Task to complete: Which lines below hold the word "저장합니다"? Copy all of them.

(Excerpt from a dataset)
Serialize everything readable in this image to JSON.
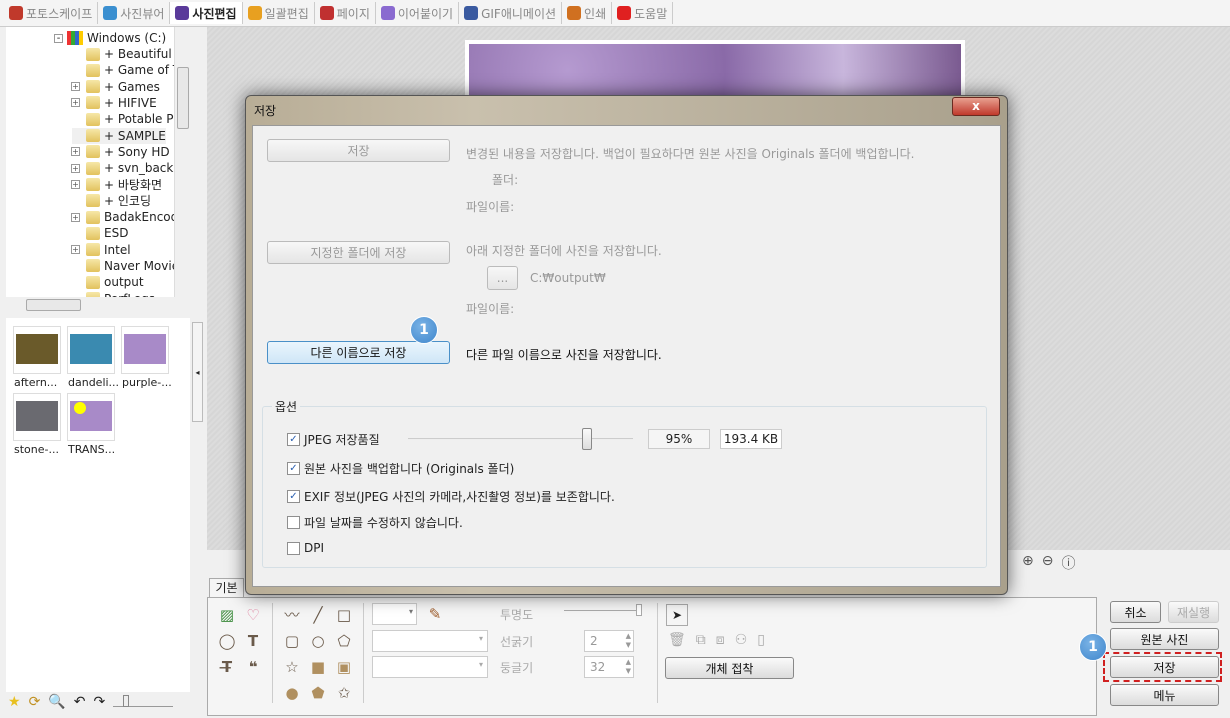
{
  "tabs": [
    {
      "label": "포토스케이프",
      "color": "#c0392b"
    },
    {
      "label": "사진뷰어",
      "color": "#3a8fd0"
    },
    {
      "label": "사진편집",
      "color": "#5a3a9a",
      "active": true
    },
    {
      "label": "일괄편집",
      "color": "#e8a020"
    },
    {
      "label": "페이지",
      "color": "#c03030"
    },
    {
      "label": "이어붙이기",
      "color": "#8a6ad0"
    },
    {
      "label": "GIF애니메이션",
      "color": "#3a5aa0"
    },
    {
      "label": "인쇄",
      "color": "#d07020"
    },
    {
      "label": "도움말",
      "color": "#e02020"
    }
  ],
  "tree": {
    "root": "Windows (C:)",
    "items": [
      "+ Beautiful",
      "+ Game of T",
      "+ Games",
      "+ HIFIVE",
      "+ Potable P",
      "+ SAMPLE",
      "+ Sony HD",
      "+ svn_backu",
      "+ 바탕화면",
      "+ 인코딩",
      "BadakEncod",
      "ESD",
      "Intel",
      "Naver Movie",
      "output",
      "PerfLogs"
    ]
  },
  "thumbnails": [
    {
      "label": "aftern...",
      "color": "#6a5a2a"
    },
    {
      "label": "dandeli...",
      "color": "#3a8ab0"
    },
    {
      "label": "purple-...",
      "color": "#a88ac8"
    },
    {
      "label": "stone-...",
      "color": "#6a6a70"
    },
    {
      "label": "TRANS...",
      "color": "#a88ac8"
    }
  ],
  "dialog": {
    "title": "저장",
    "close": "x",
    "save": {
      "label": "저장",
      "desc": "변경된 내용을 저장합니다. 백업이 필요하다면 원본 사진을 Originals 폴더에 백업합니다.",
      "folder_label": "폴더:",
      "filename_label": "파일이름:"
    },
    "save_folder": {
      "label": "지정한 폴더에 저장",
      "desc": "아래 지정한 폴더에 사진을 저장합니다.",
      "browse": "...",
      "path": "C:₩output₩",
      "filename_label": "파일이름:"
    },
    "save_as": {
      "label": "다른 이름으로 저장",
      "desc": "다른 파일 이름으로 사진을 저장합니다.",
      "badge": "1"
    },
    "options": {
      "legend": "옵션",
      "jpeg_quality_label": "JPEG 저장품질",
      "jpeg_quality_percent": 95,
      "quality_text": "95%",
      "size_text": "193.4 KB",
      "checks": [
        {
          "label": "JPEG 저장품질",
          "checked": true
        },
        {
          "label": "원본 사진을 백업합니다 (Originals 폴더)",
          "checked": true
        },
        {
          "label": "EXIF 정보(JPEG 사진의 카메라,사진촬영 정보)를 보존합니다.",
          "checked": true
        },
        {
          "label": "파일 날짜를 수정하지 않습니다.",
          "checked": false
        },
        {
          "label": "DPI",
          "checked": false
        }
      ]
    }
  },
  "bottom": {
    "tab": "기본",
    "opacity_label": "투명도",
    "line_width_label": "선굵기",
    "line_width": "2",
    "roundness_label": "둥글기",
    "roundness": "32",
    "attach_label": "개체 접착"
  },
  "right": {
    "undo": "취소",
    "redo": "재실행",
    "original": "원본 사진",
    "save": "저장",
    "menu": "메뉴",
    "badge": "1"
  }
}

Written answer:
      "desc": "변경된 내용을 저장합니다. 백업이 필요하다면 원본 사진을 Originals 폴더에 백업합니다.",
      "desc": "아래 지정한 폴더에 사진을 저장합니다.",
      "desc": "다른 파일 이름으로 사진을 저장합니다.",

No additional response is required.